(Dataset entries on figures)
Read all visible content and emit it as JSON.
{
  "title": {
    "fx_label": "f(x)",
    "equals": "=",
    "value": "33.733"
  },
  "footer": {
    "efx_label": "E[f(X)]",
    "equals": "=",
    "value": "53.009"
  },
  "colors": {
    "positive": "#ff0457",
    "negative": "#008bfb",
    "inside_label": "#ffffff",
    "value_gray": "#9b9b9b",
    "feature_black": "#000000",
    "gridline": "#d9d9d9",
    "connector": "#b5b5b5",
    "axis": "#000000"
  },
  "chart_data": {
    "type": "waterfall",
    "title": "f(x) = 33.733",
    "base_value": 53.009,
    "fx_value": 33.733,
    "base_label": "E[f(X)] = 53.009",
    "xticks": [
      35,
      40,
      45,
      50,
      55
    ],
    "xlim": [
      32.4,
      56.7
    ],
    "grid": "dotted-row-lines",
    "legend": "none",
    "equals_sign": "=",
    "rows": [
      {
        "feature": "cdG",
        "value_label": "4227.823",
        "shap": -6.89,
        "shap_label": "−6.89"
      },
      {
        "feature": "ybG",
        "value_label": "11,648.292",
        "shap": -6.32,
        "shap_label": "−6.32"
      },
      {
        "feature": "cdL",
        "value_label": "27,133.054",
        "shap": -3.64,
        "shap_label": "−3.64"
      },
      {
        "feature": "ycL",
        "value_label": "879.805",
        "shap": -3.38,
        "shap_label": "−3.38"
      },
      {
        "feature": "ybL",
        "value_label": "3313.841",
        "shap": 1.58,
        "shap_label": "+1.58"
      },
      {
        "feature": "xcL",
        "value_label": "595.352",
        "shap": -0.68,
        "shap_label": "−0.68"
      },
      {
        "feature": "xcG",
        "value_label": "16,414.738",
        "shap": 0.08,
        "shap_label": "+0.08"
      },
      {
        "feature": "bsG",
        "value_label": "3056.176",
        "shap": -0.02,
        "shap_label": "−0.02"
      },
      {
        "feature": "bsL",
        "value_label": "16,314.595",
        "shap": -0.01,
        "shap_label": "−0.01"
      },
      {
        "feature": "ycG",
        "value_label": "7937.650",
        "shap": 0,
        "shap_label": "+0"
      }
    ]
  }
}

- **REQUIRED TASK**
Write all of the records out again exactly.

- **PROBLEM SOLUTION**
Read all visible content and emit it as JSON.
{
  "title": {
    "fx_label": "f(x)",
    "equals": "=",
    "value": "33.733"
  },
  "footer": {
    "efx_label": "E[f(X)]",
    "equals": "=",
    "value": "53.009"
  },
  "colors": {
    "positive": "#ff0457",
    "negative": "#008bfb",
    "inside_label": "#ffffff",
    "value_gray": "#9b9b9b",
    "feature_black": "#000000",
    "gridline": "#d9d9d9",
    "connector": "#b5b5b5",
    "axis": "#000000"
  },
  "chart_data": {
    "type": "waterfall",
    "title": "f(x) = 33.733",
    "base_value": 53.009,
    "fx_value": 33.733,
    "base_label": "E[f(X)] = 53.009",
    "xticks": [
      35,
      40,
      45,
      50,
      55
    ],
    "xlim": [
      32.4,
      56.7
    ],
    "grid": "dotted-row-lines",
    "legend": "none",
    "equals_sign": "=",
    "rows": [
      {
        "feature": "cdG",
        "value_label": "4227.823",
        "shap": -6.89,
        "shap_label": "−6.89"
      },
      {
        "feature": "ybG",
        "value_label": "11,648.292",
        "shap": -6.32,
        "shap_label": "−6.32"
      },
      {
        "feature": "cdL",
        "value_label": "27,133.054",
        "shap": -3.64,
        "shap_label": "−3.64"
      },
      {
        "feature": "ycL",
        "value_label": "879.805",
        "shap": -3.38,
        "shap_label": "−3.38"
      },
      {
        "feature": "ybL",
        "value_label": "3313.841",
        "shap": 1.58,
        "shap_label": "+1.58"
      },
      {
        "feature": "xcL",
        "value_label": "595.352",
        "shap": -0.68,
        "shap_label": "−0.68"
      },
      {
        "feature": "xcG",
        "value_label": "16,414.738",
        "shap": 0.08,
        "shap_label": "+0.08"
      },
      {
        "feature": "bsG",
        "value_label": "3056.176",
        "shap": -0.02,
        "shap_label": "−0.02"
      },
      {
        "feature": "bsL",
        "value_label": "16,314.595",
        "shap": -0.01,
        "shap_label": "−0.01"
      },
      {
        "feature": "ycG",
        "value_label": "7937.650",
        "shap": 0,
        "shap_label": "+0"
      }
    ]
  }
}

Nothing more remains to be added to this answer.